Word for word, set down the records and skip each picture.

————

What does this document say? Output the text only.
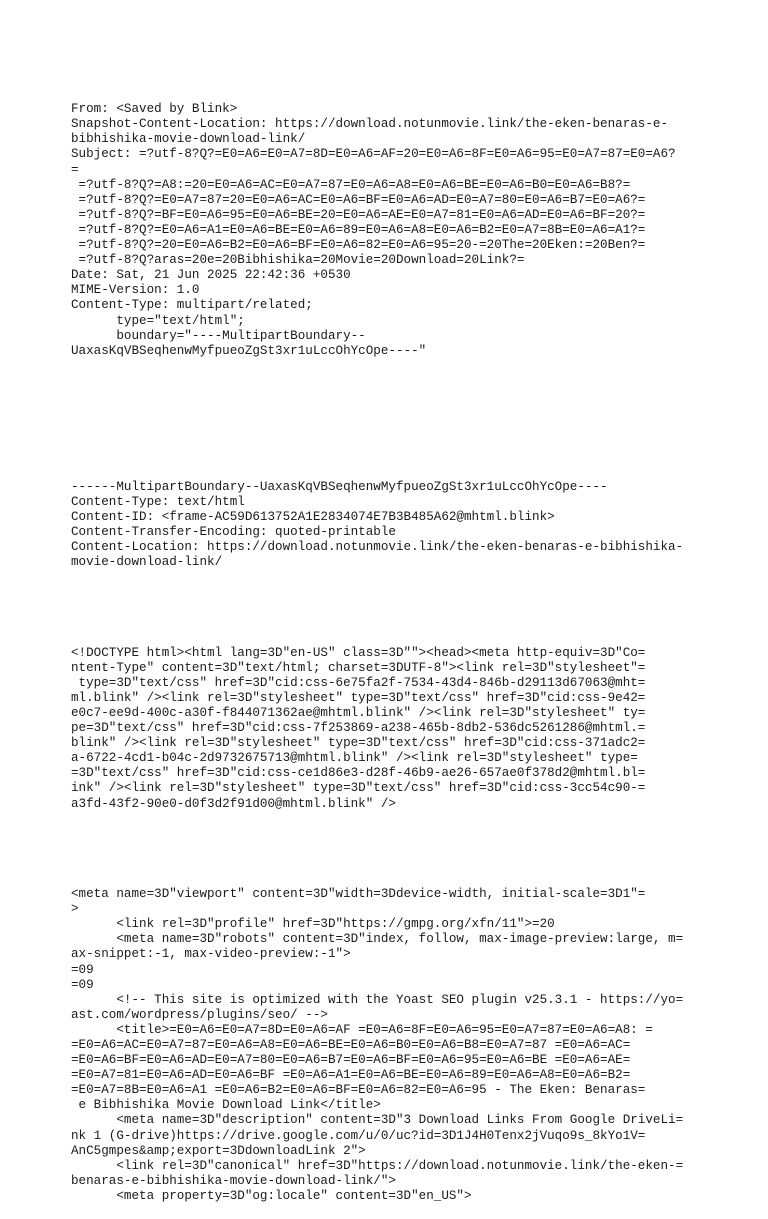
From: <Saved by Blink>
Snapshot-Content-Location: https://download.notunmovie.link/the-eken-benaras-e-
bibhishika-movie-download-link/
Subject: =?utf-8?Q?=E0=A6=E0=A7=8D=E0=A6=AF=20=E0=A6=8F=E0=A6=95=E0=A7=87=E0=A6?
=
=?utf-8?Q?=A8:=20=E0=A6=AC=E0=A7=87=E0=A6=A8=E0=A6=BE=E0=A6=B0=E0=A6=B8?=
=?utf-8?Q?=E0=A7=87=20=E0=A6=AC=E0=A6=BF=E0=A6=AD=E0=A7=80=E0=A6=B7=E0=A6?=
=?utf-8?Q?=BF=E0=A6=95=E0=A6=BE=20=E0=A6=AE=E0=A7=81=E0=A6=AD=E0=A6=BF=20?=
=?utf-8?Q?=E0=A6=A1=E0=A6=BE=E0=A6=89=E0=A6=A8=E0=A6=B2=E0=A7=8B=E0=A6=A1?=
=?utf-8?Q?=20=E0=A6=B2=E0=A6=BF=E0=A6=82=E0=A6=95=20-=20The=20Eken:=20Ben?=
=?utf-8?Q?aras=20e=20Bibhishika=20Movie=20Download=20Link?=
Date: Sat, 21 Jun 2025 22:42:36 +0530
MIME-Version: 1.0
Content-Type: multipart/related;
type="text/html";
boundary="----MultipartBoundary--
UaxasKqVBSeqhenwMyfpueoZgSt3xr1uLccOhYcOpe----"

------MultipartBoundary--UaxasKqVBSeqhenwMyfpueoZgSt3xr1uLccOhYcOpe----
Content-Type: text/html
Content-ID: <frame-AC59D613752A1E2834074E7B3B485A62@mhtml.blink>
Content-Transfer-Encoding: quoted-printable
Content-Location: https://download.notunmovie.link/the-eken-benaras-e-bibhishika-
movie-download-link/

<!DOCTYPE html><html lang=3D"en-US" class=3D""><head><meta http-equiv=3D"Co=
ntent-Type" content=3D"text/html; charset=3DUTF-8"><link rel=3D"stylesheet"=
type=3D"text/css" href=3D"cid:css-6e75fa2f-7534-43d4-846b-d29113d67063@mht=
ml.blink" /><link rel=3D"stylesheet" type=3D"text/css" href=3D"cid:css-9e42=
e0c7-ee9d-400c-a30f-f844071362ae@mhtml.blink" /><link rel=3D"stylesheet" ty=
pe=3D"text/css" href=3D"cid:css-7f253869-a238-465b-8db2-536dc5261286@mhtml.=
blink" /><link rel=3D"stylesheet" type=3D"text/css" href=3D"cid:css-371adc2=
a-6722-4cd1-b04c-2d9732675713@mhtml.blink" /><link rel=3D"stylesheet" type=
=3D"text/css" href=3D"cid:css-ce1d86e3-d28f-46b9-ae26-657ae0f378d2@mhtml.bl=
ink" /><link rel=3D"stylesheet" type=3D"text/css" href=3D"cid:css-3cc54c90-=
a3fd-43f2-90e0-d0f3d2f91d00@mhtml.blink" />

<meta name=3D"viewport" content=3D"width=3Ddevice-width, initial-scale=3D1"=
>
<link rel=3D"profile" href=3D"https://gmpg.org/xfn/11">=20
<meta name=3D"robots" content=3D"index, follow, max-image-preview:large, m=
ax-snippet:-1, max-video-preview:-1">
=09
=09
<!-- This site is optimized with the Yoast SEO plugin v25.3.1 - https://yo=
ast.com/wordpress/plugins/seo/ -->
<title>=E0=A6=E0=A7=8D=E0=A6=AF =E0=A6=8F=E0=A6=95=E0=A7=87=E0=A6=A8: =
=E0=A6=AC=E0=A7=87=E0=A6=A8=E0=A6=BE=E0=A6=B0=E0=A6=B8=E0=A7=87 =E0=A6=AC=
=E0=A6=BF=E0=A6=AD=E0=A7=80=E0=A6=B7=E0=A6=BF=E0=A6=95=E0=A6=BE =E0=A6=AE=
=E0=A7=81=E0=A6=AD=E0=A6=BF =E0=A6=A1=E0=A6=BE=E0=A6=89=E0=A6=A8=E0=A6=B2=
=E0=A7=8B=E0=A6=A1 =E0=A6=B2=E0=A6=BF=E0=A6=82=E0=A6=95 - The Eken: Benaras=
e Bibhishika Movie Download Link</title>
<meta name=3D"description" content=3D"3 Download Links From Google DriveLi=
nk 1 (G-drive)https://drive.google.com/u/0/uc?id=3D1J4H0Tenx2jVuqo9s_8kYo1V=
AnC5gmpes&amp;export=3DdownloadLink 2">
<link rel=3D"canonical" href=3D"https://download.notunmovie.link/the-eken-=
benaras-e-bibhishika-movie-download-link/">
<meta property=3D"og:locale" content=3D"en_US">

————

Task solution:
What does this document say? Output the text only.
From: <Saved by Blink>
Snapshot-Content-Location: https://download.notunmovie.link/the-eken-benaras-e-
bibhishika-movie-download-link/
Subject: =?utf-8?Q?=E0=A6=E0=A7=8D=E0=A6=AF=20=E0=A6=8F=E0=A6=95=E0=A7=87=E0=A6?
=
=?utf-8?Q?=A8:=20=E0=A6=AC=E0=A7=87=E0=A6=A8=E0=A6=BE=E0=A6=B0=E0=A6=B8?=
=?utf-8?Q?=E0=A7=87=20=E0=A6=AC=E0=A6=BF=E0=A6=AD=E0=A7=80=E0=A6=B7=E0=A6?=
=?utf-8?Q?=BF=E0=A6=95=E0=A6=BE=20=E0=A6=AE=E0=A7=81=E0=A6=AD=E0=A6=BF=20?=
=?utf-8?Q?=E0=A6=A1=E0=A6=BE=E0=A6=89=E0=A6=A8=E0=A6=B2=E0=A7=8B=E0=A6=A1?=
=?utf-8?Q?=20=E0=A6=B2=E0=A6=BF=E0=A6=82=E0=A6=95=20-=20The=20Eken:=20Ben?=
=?utf-8?Q?aras=20e=20Bibhishika=20Movie=20Download=20Link?=
Date: Sat, 21 Jun 2025 22:42:36 +0530
MIME-Version: 1.0
Content-Type: multipart/related;
type="text/html";
boundary="----MultipartBoundary--
UaxasKqVBSeqhenwMyfpueoZgSt3xr1uLccOhYcOpe----"

------MultipartBoundary--UaxasKqVBSeqhenwMyfpueoZgSt3xr1uLccOhYcOpe----
Content-Type: text/html
Content-ID: <frame-AC59D613752A1E2834074E7B3B485A62@mhtml.blink>
Content-Transfer-Encoding: quoted-printable
Content-Location: https://download.notunmovie.link/the-eken-benaras-e-bibhishika-
movie-download-link/

<!DOCTYPE html><html lang=3D"en-US" class=3D""><head><meta http-equiv=3D"Co=
ntent-Type" content=3D"text/html; charset=3DUTF-8"><link rel=3D"stylesheet"=
type=3D"text/css" href=3D"cid:css-6e75fa2f-7534-43d4-846b-d29113d67063@mht=
ml.blink" /><link rel=3D"stylesheet" type=3D"text/css" href=3D"cid:css-9e42=
e0c7-ee9d-400c-a30f-f844071362ae@mhtml.blink" /><link rel=3D"stylesheet" ty=
pe=3D"text/css" href=3D"cid:css-7f253869-a238-465b-8db2-536dc5261286@mhtml.=
blink" /><link rel=3D"stylesheet" type=3D"text/css" href=3D"cid:css-371adc2=
a-6722-4cd1-b04c-2d9732675713@mhtml.blink" /><link rel=3D"stylesheet" type=
=3D"text/css" href=3D"cid:css-ce1d86e3-d28f-46b9-ae26-657ae0f378d2@mhtml.bl=
ink" /><link rel=3D"stylesheet" type=3D"text/css" href=3D"cid:css-3cc54c90-=
a3fd-43f2-90e0-d0f3d2f91d00@mhtml.blink" />

<meta name=3D"viewport" content=3D"width=3Ddevice-width, initial-scale=3D1"=
>
<link rel=3D"profile" href=3D"https://gmpg.org/xfn/11">=20
<meta name=3D"robots" content=3D"index, follow, max-image-preview:large, m=
ax-snippet:-1, max-video-preview:-1">
=09
=09
<!-- This site is optimized with the Yoast SEO plugin v25.3.1 - https://yo=
ast.com/wordpress/plugins/seo/ -->
<title>=E0=A6=E0=A7=8D=E0=A6=AF =E0=A6=8F=E0=A6=95=E0=A7=87=E0=A6=A8: =
=E0=A6=AC=E0=A7=87=E0=A6=A8=E0=A6=BE=E0=A6=B0=E0=A6=B8=E0=A7=87 =E0=A6=AC=
=E0=A6=BF=E0=A6=AD=E0=A7=80=E0=A6=B7=E0=A6=BF=E0=A6=95=E0=A6=BE =E0=A6=AE=
=E0=A7=81=E0=A6=AD=E0=A6=BF =E0=A6=A1=E0=A6=BE=E0=A6=89=E0=A6=A8=E0=A6=B2=
=E0=A7=8B=E0=A6=A1 =E0=A6=B2=E0=A6=BF=E0=A6=82=E0=A6=95 - The Eken: Benaras=
e Bibhishika Movie Download Link</title>
<meta name=3D"description" content=3D"3 Download Links From Google DriveLi=
nk 1 (G-drive)https://drive.google.com/u/0/uc?id=3D1J4H0Tenx2jVuqo9s_8kYo1V=
AnC5gmpes&amp;export=3DdownloadLink 2">
<link rel=3D"canonical" href=3D"https://download.notunmovie.link/the-eken-=
benaras-e-bibhishika-movie-download-link/">
<meta property=3D"og:locale" content=3D"en_US">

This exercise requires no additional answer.